_THE PROBLEM_. Go through the entries below and collect each line with the string "Shift" in it.
-- START --
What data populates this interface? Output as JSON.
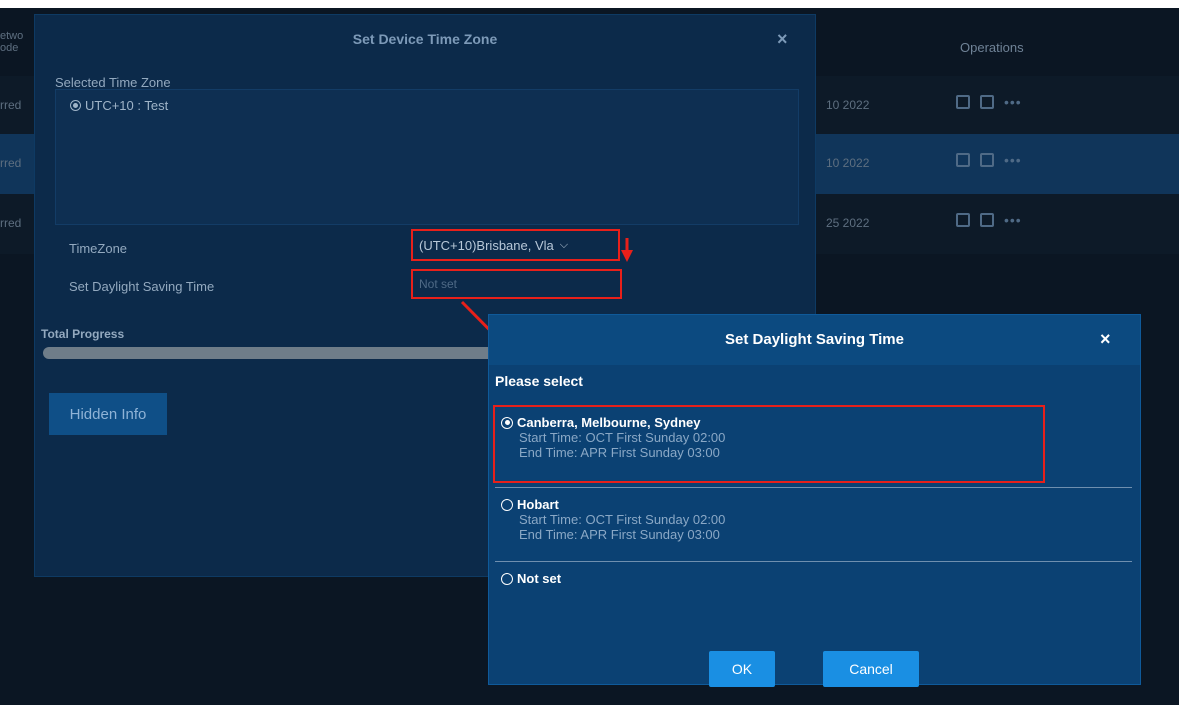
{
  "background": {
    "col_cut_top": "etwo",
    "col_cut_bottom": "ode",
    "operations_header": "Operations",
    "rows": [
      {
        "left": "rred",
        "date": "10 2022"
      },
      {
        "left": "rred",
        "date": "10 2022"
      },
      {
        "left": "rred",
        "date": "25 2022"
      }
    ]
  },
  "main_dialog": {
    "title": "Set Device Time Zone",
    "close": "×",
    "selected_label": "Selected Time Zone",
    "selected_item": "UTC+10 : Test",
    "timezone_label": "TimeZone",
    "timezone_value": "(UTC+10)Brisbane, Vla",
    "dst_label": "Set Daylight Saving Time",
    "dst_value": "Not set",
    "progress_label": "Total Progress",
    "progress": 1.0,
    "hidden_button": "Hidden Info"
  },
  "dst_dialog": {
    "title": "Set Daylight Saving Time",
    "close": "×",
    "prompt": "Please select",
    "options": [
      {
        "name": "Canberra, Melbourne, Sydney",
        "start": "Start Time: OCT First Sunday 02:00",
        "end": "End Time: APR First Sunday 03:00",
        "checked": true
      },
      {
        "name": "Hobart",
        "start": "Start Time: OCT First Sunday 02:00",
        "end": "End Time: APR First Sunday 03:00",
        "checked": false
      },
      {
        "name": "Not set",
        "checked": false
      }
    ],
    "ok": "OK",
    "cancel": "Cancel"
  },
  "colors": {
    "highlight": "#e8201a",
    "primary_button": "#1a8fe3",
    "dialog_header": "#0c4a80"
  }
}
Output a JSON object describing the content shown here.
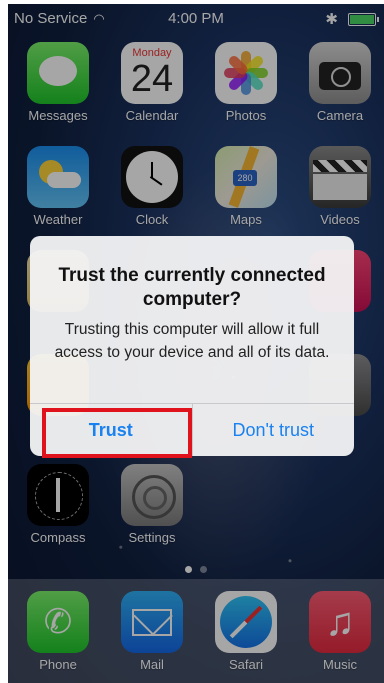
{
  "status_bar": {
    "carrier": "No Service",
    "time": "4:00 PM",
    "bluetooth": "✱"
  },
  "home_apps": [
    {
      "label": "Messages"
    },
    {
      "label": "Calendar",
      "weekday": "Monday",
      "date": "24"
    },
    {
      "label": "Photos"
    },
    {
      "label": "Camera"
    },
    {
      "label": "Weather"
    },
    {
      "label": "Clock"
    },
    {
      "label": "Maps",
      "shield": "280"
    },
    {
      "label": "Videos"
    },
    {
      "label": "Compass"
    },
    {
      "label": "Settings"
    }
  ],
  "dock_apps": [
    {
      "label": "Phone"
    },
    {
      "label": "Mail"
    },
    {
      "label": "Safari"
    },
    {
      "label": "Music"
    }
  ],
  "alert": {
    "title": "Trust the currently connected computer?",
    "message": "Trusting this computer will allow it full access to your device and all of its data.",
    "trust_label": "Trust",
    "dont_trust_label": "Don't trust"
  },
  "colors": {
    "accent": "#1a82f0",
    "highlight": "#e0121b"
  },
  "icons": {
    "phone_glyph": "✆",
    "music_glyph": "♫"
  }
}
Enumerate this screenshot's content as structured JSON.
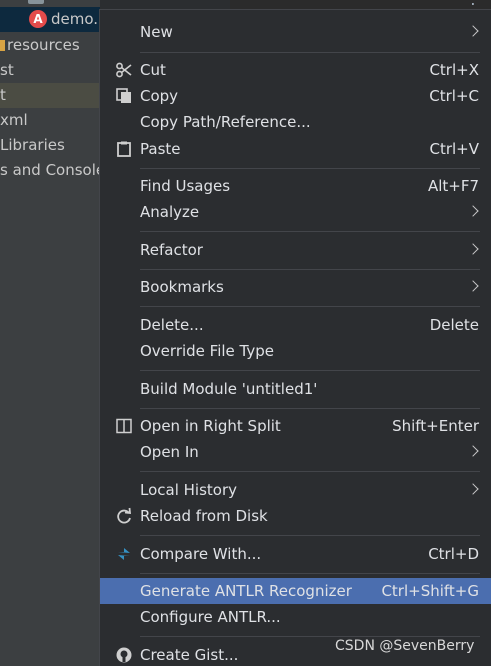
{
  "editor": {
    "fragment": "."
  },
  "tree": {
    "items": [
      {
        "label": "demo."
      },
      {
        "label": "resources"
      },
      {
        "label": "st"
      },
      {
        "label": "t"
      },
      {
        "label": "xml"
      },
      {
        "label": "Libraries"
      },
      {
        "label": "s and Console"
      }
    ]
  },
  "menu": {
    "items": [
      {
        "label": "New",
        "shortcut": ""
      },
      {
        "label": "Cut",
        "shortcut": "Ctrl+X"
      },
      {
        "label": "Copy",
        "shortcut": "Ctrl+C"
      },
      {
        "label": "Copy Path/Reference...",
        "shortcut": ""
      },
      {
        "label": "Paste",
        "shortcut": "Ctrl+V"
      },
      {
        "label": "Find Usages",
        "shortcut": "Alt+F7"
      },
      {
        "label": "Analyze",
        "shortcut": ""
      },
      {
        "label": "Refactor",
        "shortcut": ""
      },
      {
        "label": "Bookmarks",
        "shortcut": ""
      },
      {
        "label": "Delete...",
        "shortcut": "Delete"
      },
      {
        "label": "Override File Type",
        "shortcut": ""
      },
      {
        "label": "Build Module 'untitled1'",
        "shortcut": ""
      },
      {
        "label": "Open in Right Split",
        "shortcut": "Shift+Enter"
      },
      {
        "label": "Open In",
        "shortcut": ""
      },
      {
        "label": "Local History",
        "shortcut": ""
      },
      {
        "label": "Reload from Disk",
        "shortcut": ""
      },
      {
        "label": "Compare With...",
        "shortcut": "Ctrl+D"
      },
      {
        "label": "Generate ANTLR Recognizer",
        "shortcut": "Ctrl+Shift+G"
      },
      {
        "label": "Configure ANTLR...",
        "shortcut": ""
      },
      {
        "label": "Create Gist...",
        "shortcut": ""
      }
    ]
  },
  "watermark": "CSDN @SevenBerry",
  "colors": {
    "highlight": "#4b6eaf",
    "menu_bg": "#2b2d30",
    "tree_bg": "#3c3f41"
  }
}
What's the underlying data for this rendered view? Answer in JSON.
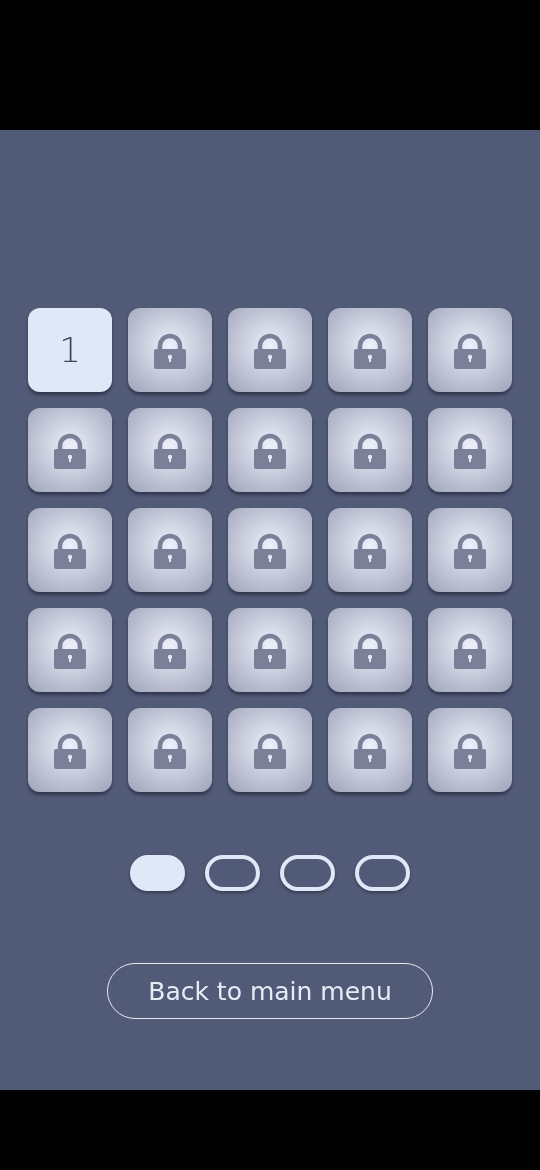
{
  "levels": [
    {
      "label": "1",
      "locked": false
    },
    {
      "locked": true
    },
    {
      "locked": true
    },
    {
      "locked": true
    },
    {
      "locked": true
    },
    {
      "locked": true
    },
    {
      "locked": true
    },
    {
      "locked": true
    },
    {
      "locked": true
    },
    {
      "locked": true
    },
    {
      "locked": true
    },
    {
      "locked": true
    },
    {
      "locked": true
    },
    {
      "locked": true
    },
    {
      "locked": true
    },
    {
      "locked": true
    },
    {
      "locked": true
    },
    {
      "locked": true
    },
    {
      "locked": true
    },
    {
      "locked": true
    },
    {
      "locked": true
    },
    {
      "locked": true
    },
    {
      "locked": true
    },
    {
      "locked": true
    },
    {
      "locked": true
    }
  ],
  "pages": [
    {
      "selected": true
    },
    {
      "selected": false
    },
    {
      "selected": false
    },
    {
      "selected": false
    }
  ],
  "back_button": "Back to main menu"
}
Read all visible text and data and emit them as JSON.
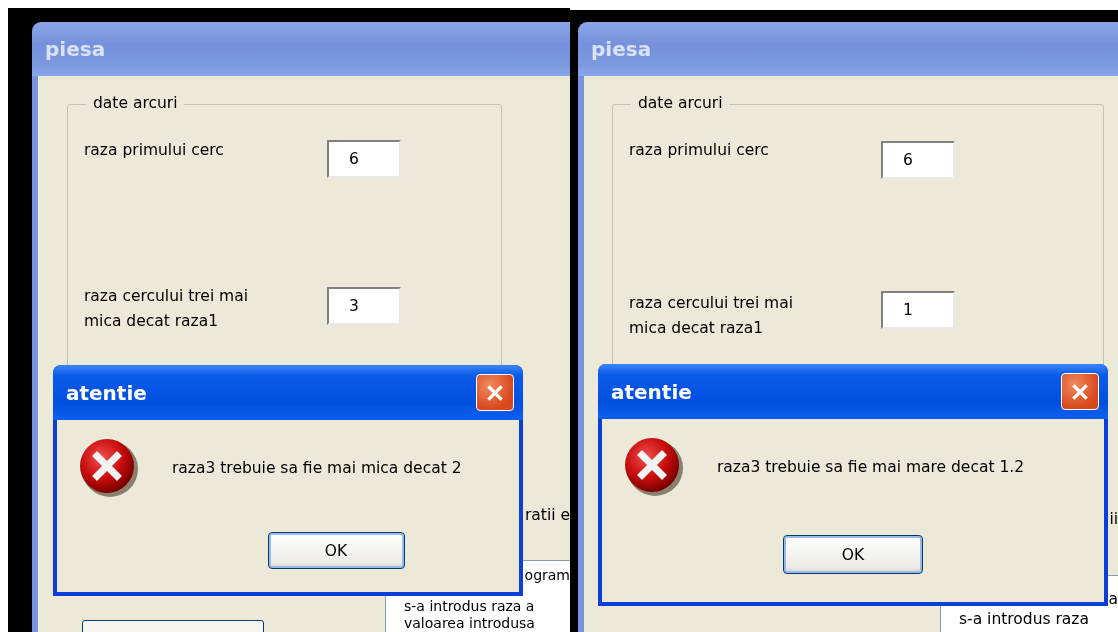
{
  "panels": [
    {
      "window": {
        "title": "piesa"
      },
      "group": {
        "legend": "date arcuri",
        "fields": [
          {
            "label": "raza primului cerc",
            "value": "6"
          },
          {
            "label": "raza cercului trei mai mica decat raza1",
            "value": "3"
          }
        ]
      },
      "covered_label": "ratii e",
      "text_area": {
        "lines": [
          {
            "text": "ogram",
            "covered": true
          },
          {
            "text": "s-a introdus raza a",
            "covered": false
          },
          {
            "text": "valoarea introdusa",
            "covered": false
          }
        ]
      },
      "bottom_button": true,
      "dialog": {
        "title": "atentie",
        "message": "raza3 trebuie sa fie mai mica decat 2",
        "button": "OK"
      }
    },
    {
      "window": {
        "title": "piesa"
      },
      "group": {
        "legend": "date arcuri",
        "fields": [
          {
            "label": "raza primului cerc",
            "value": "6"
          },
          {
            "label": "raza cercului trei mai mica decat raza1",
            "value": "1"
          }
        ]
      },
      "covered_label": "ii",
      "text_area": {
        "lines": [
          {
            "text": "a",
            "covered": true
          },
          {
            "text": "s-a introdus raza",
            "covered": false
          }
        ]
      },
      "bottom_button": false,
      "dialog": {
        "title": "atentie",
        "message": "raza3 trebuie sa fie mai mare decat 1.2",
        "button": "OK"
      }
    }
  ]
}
-- END --
_RESPONSE TO THIS EXERCISE_.
        "shortcut": "Shift+Enter"
        "shortcut": "Ctrl+Shift+G"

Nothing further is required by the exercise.